Duplicate everything from the line containing "dust-speck bbox=[470, 380, 473, 383]" down to the line containing "dust-speck bbox=[505, 600, 507, 602]", including both of those lines.

───

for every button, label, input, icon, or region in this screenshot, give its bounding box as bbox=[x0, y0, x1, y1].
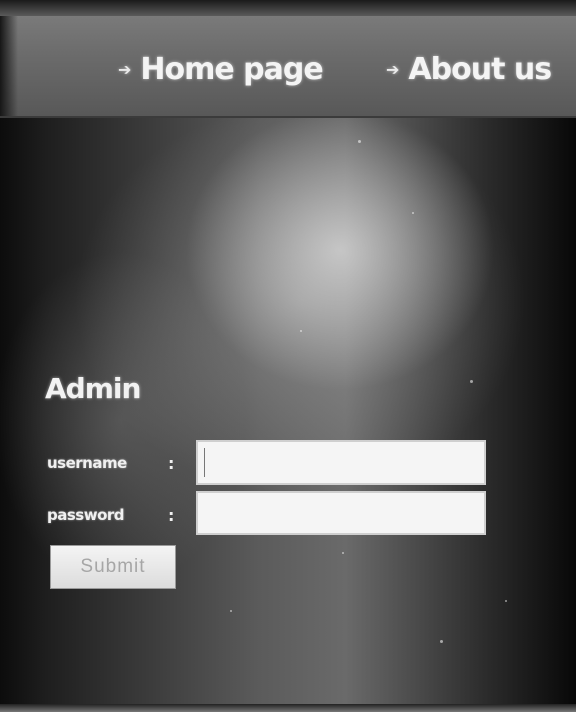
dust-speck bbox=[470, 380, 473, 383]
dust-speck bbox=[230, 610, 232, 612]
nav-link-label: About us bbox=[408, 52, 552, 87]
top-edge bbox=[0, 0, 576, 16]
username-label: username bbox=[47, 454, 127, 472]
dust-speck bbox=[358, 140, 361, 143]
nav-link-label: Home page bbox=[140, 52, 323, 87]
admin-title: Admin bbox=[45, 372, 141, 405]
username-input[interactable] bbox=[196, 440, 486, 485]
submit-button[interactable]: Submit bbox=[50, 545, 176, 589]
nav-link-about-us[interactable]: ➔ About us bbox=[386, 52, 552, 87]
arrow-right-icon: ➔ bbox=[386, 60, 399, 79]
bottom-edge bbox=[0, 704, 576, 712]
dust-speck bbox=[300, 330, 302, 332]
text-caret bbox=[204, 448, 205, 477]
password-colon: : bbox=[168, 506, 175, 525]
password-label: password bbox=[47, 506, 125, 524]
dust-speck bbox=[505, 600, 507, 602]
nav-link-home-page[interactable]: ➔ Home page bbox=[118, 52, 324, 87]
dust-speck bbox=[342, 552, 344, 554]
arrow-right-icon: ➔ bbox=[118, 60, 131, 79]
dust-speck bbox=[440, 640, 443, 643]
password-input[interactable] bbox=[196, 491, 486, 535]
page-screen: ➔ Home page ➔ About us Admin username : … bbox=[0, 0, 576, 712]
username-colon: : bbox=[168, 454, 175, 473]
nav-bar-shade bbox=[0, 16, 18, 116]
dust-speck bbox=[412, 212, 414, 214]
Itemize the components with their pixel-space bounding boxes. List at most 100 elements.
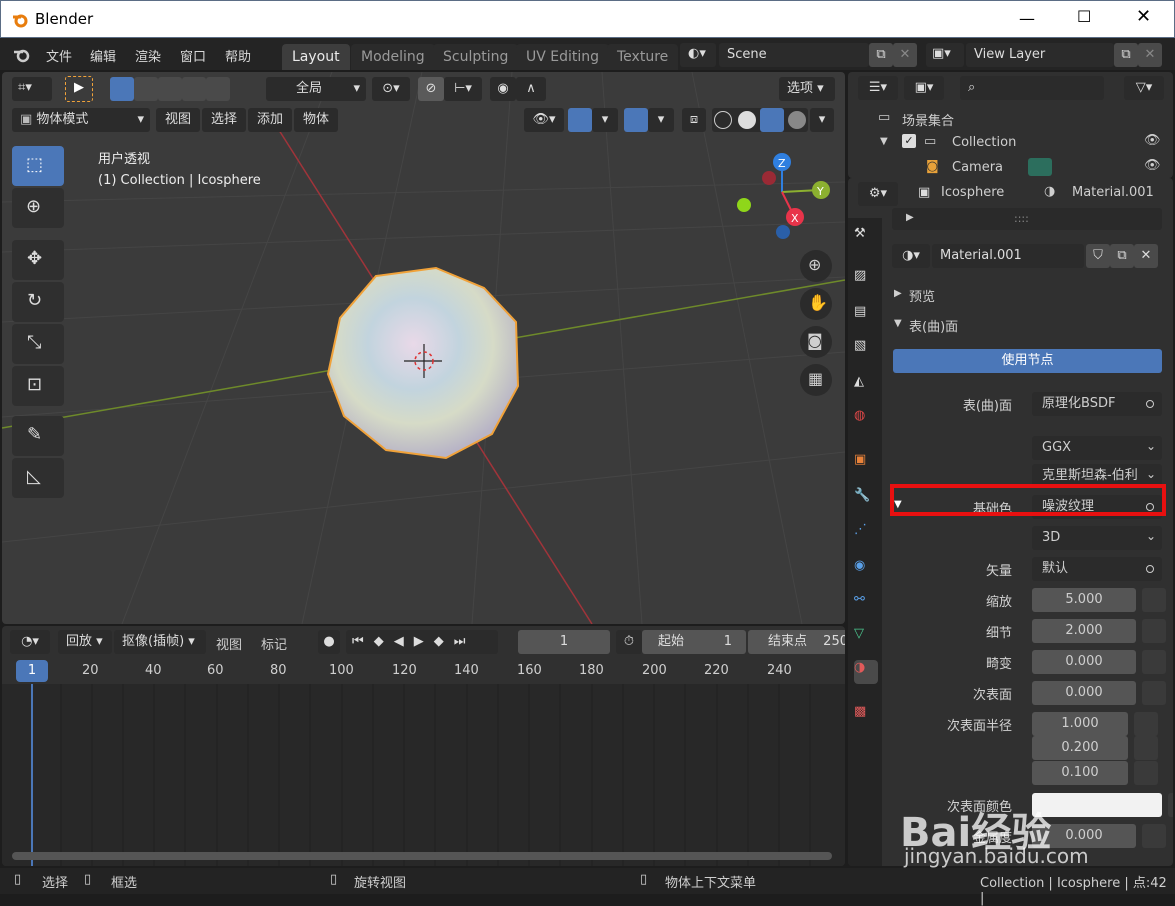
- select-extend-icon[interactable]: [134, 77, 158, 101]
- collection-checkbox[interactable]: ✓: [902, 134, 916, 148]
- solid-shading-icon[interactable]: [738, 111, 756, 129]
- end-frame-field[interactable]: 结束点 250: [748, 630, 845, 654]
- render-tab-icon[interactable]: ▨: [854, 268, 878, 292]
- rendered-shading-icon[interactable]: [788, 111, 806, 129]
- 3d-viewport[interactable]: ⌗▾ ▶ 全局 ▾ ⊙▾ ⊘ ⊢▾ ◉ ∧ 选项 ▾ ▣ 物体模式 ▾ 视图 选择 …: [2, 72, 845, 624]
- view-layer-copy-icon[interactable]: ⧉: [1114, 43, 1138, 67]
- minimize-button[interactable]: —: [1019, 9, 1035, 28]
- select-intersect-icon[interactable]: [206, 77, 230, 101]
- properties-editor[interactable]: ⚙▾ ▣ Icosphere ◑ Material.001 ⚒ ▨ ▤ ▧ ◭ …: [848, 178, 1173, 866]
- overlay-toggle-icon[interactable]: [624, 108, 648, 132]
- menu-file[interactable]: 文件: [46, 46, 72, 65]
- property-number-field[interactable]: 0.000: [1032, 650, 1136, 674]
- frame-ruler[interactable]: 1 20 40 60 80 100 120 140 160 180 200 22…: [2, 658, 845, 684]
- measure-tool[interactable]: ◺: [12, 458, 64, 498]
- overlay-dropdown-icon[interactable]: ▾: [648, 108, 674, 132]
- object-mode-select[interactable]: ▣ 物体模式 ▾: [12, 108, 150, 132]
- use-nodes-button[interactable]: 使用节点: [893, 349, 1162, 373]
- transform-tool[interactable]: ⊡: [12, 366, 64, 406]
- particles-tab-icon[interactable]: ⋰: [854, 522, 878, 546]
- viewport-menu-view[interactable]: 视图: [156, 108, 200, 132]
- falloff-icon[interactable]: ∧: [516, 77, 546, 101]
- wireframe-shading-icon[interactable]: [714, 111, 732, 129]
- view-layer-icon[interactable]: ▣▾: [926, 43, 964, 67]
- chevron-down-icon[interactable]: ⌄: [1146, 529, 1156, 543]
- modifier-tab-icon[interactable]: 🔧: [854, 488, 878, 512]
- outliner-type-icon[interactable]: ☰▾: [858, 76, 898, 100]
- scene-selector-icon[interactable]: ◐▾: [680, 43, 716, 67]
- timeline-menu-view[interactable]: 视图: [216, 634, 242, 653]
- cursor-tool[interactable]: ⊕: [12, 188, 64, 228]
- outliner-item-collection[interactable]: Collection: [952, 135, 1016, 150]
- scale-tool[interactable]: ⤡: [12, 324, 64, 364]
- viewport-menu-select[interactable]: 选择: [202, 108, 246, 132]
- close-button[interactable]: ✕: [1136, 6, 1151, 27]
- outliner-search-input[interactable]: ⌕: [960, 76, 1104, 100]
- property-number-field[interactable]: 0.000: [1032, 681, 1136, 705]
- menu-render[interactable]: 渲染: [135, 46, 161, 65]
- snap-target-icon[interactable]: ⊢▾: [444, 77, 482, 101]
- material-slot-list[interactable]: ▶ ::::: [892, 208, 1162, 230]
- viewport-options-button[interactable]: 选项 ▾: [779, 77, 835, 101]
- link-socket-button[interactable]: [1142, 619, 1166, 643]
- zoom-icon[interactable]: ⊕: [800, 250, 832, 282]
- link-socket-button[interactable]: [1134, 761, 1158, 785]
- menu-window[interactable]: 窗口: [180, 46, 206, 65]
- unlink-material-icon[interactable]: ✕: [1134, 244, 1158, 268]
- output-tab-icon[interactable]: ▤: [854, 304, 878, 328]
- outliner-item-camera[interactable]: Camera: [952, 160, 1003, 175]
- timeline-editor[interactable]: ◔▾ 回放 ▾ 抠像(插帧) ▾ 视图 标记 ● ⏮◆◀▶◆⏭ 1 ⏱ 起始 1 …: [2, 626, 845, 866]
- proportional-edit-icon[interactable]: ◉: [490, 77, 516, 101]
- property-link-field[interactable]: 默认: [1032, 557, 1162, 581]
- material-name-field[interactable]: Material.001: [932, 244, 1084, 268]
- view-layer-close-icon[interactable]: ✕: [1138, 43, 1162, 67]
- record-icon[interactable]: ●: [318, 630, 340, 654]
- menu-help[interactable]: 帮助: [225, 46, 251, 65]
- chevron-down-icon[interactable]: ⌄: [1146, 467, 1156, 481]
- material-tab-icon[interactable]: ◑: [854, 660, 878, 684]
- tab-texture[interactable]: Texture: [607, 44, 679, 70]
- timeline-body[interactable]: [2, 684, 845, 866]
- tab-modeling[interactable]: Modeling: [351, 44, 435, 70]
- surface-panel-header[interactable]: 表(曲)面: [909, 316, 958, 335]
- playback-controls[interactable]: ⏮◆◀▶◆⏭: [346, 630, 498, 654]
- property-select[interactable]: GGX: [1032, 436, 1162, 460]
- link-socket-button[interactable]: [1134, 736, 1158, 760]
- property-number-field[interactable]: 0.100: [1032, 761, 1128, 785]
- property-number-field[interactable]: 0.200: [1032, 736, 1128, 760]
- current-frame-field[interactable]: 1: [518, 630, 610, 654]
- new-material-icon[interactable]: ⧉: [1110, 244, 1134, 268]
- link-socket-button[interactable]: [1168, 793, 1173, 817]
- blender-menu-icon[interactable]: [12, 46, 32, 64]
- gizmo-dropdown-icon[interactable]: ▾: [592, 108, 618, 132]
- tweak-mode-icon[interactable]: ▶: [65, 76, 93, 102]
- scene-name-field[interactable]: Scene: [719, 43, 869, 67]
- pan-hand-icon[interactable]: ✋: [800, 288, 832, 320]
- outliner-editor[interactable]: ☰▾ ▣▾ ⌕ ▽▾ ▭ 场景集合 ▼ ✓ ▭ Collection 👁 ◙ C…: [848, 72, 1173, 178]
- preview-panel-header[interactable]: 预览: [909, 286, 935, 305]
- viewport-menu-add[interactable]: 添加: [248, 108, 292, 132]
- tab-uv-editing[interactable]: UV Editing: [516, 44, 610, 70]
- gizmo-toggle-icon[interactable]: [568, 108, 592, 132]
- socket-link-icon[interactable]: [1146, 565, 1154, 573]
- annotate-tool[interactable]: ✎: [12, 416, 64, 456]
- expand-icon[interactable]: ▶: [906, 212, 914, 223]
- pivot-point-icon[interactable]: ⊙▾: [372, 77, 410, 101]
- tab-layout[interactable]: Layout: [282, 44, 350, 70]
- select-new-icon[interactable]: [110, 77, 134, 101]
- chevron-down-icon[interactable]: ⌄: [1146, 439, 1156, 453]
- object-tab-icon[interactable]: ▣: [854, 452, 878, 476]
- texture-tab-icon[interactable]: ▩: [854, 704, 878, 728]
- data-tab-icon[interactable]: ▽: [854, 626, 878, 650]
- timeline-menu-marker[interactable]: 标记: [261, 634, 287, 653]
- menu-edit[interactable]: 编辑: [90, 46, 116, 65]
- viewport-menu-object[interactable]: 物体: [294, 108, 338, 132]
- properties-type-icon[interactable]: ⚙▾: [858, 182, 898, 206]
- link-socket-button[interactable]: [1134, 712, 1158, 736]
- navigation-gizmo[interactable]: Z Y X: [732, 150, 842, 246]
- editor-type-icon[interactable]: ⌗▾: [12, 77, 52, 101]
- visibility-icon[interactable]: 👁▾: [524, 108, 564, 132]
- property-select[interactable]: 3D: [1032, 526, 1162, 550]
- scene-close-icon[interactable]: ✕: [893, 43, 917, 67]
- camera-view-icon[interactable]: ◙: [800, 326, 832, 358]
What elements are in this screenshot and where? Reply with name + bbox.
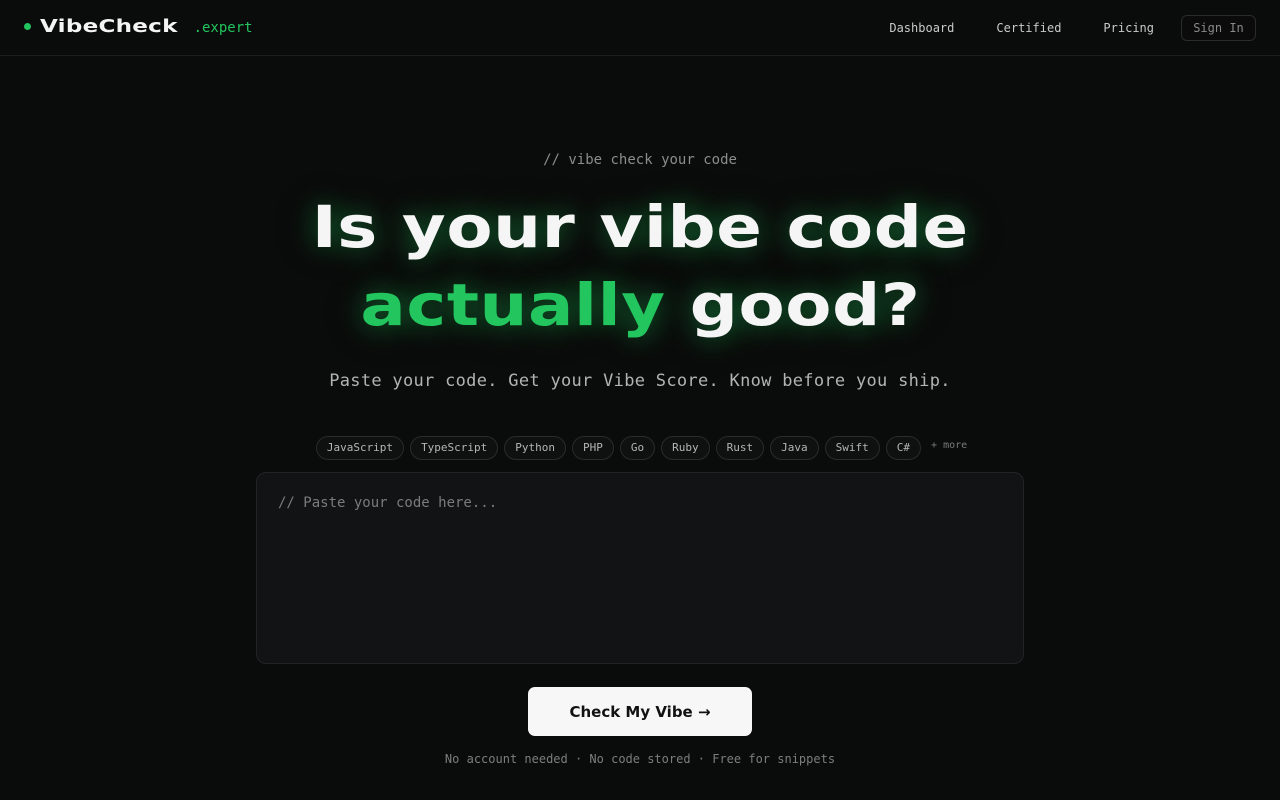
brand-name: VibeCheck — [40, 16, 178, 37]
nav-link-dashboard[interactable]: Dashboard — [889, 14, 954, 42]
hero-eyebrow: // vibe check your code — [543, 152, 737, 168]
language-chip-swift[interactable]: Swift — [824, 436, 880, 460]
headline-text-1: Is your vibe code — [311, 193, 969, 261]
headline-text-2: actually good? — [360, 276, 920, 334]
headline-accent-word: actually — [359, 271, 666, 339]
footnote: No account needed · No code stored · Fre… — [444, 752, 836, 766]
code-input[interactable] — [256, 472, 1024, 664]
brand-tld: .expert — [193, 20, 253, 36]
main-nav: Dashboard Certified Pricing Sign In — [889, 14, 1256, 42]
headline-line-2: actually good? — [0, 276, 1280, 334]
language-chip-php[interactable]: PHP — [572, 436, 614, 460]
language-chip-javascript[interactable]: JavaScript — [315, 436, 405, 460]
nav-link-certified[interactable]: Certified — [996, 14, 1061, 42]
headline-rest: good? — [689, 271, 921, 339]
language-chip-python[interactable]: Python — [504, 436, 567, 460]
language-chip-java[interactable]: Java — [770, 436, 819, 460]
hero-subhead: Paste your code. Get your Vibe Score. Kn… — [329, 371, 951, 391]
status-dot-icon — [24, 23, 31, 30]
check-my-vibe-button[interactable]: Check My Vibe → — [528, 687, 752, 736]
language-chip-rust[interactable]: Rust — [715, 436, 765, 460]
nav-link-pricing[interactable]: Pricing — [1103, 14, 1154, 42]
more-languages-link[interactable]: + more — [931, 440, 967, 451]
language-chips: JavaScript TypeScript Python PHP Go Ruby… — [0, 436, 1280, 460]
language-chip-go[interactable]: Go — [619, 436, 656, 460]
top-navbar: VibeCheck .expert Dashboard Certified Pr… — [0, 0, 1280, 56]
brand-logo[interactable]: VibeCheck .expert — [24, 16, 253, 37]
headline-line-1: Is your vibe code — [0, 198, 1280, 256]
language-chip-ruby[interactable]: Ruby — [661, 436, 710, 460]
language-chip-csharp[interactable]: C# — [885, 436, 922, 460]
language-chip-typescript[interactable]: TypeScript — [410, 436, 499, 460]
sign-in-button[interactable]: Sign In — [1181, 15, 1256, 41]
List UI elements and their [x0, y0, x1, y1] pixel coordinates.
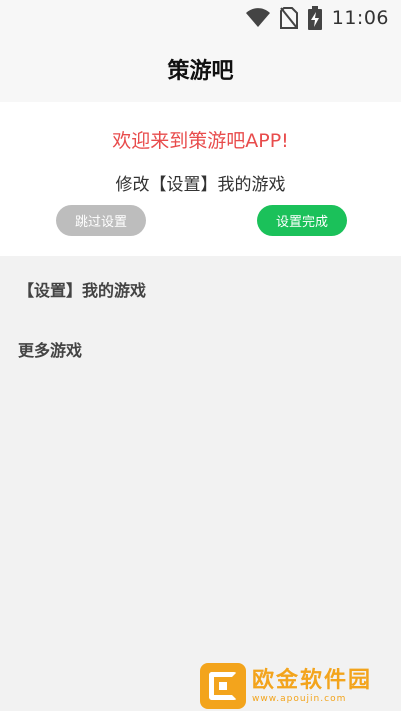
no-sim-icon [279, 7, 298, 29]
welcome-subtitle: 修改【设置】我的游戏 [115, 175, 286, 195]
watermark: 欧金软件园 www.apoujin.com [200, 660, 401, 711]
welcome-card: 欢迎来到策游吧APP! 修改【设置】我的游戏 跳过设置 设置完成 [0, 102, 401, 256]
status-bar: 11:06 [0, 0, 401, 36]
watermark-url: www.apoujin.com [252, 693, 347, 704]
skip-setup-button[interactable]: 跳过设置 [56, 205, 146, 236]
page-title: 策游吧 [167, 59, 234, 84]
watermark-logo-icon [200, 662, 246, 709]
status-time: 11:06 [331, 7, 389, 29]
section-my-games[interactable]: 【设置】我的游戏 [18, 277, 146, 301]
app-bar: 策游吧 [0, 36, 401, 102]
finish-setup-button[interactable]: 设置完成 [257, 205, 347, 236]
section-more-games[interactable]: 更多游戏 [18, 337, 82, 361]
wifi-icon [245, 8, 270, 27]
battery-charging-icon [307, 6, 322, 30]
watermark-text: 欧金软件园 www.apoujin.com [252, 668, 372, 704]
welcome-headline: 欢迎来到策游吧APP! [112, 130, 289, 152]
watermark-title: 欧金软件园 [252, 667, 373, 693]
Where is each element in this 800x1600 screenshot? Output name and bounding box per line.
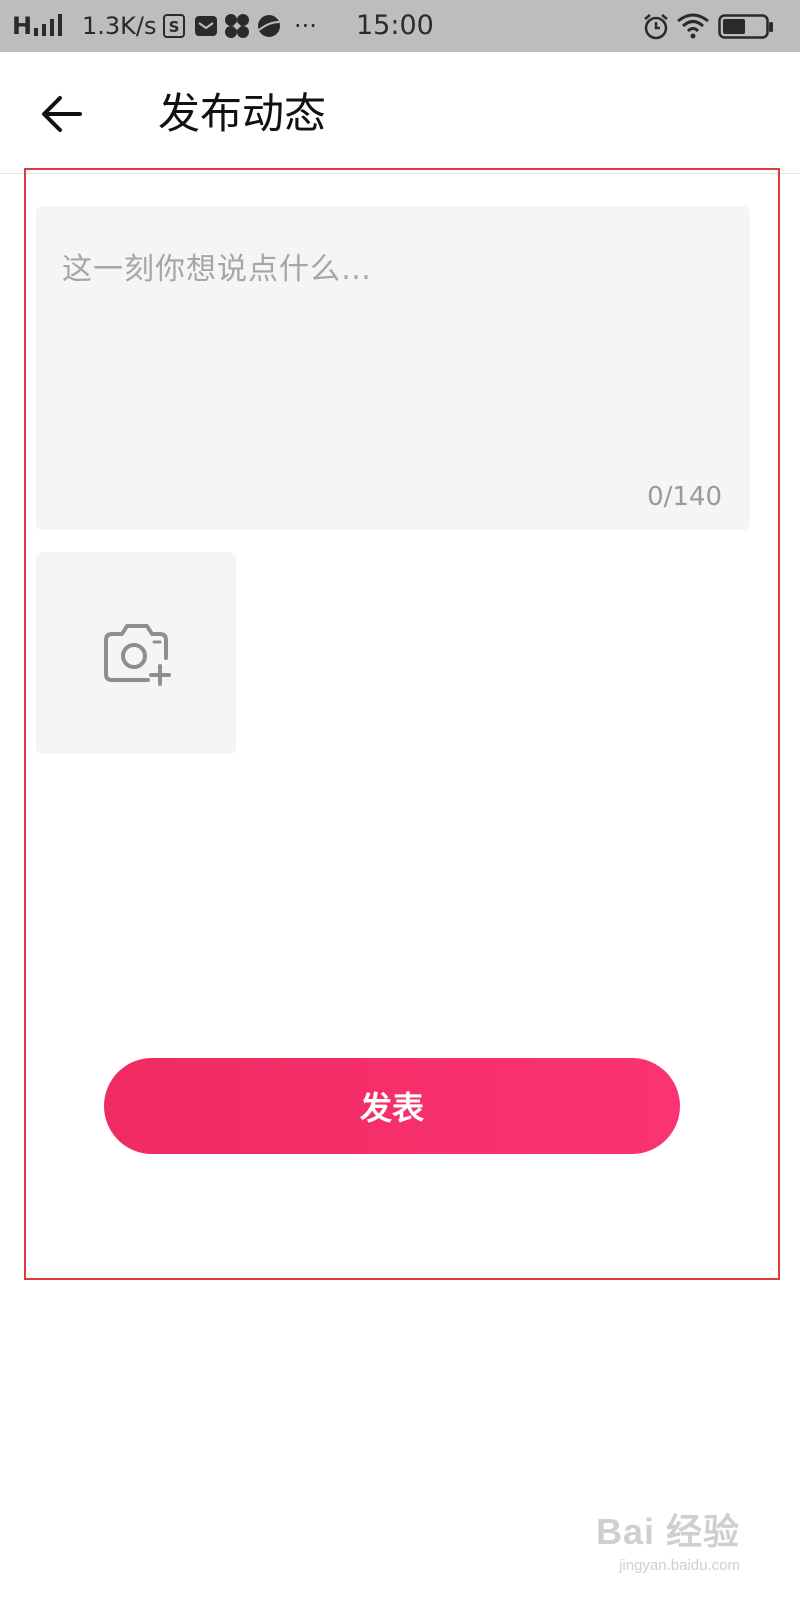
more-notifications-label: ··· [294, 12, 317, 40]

───

RESPONSE:
dust-speck bbox=[470, 380, 473, 383]
dust-speck bbox=[230, 610, 232, 612]
nav-link-label: About us bbox=[408, 52, 552, 87]
top-edge bbox=[0, 0, 576, 16]
username-label: username bbox=[47, 454, 127, 472]
dust-speck bbox=[358, 140, 361, 143]
nav-link-label: Home page bbox=[140, 52, 323, 87]
admin-title: Admin bbox=[45, 372, 141, 405]
username-input[interactable] bbox=[196, 440, 486, 485]
submit-button[interactable]: Submit bbox=[50, 545, 176, 589]
nav-link-about-us[interactable]: ➔ About us bbox=[386, 52, 552, 87]
arrow-right-icon: ➔ bbox=[386, 60, 399, 79]
bottom-edge bbox=[0, 704, 576, 712]
dust-speck bbox=[300, 330, 302, 332]
text-caret bbox=[204, 448, 205, 477]
password-colon: : bbox=[168, 506, 175, 525]
password-label: password bbox=[47, 506, 125, 524]
dust-speck bbox=[505, 600, 507, 602]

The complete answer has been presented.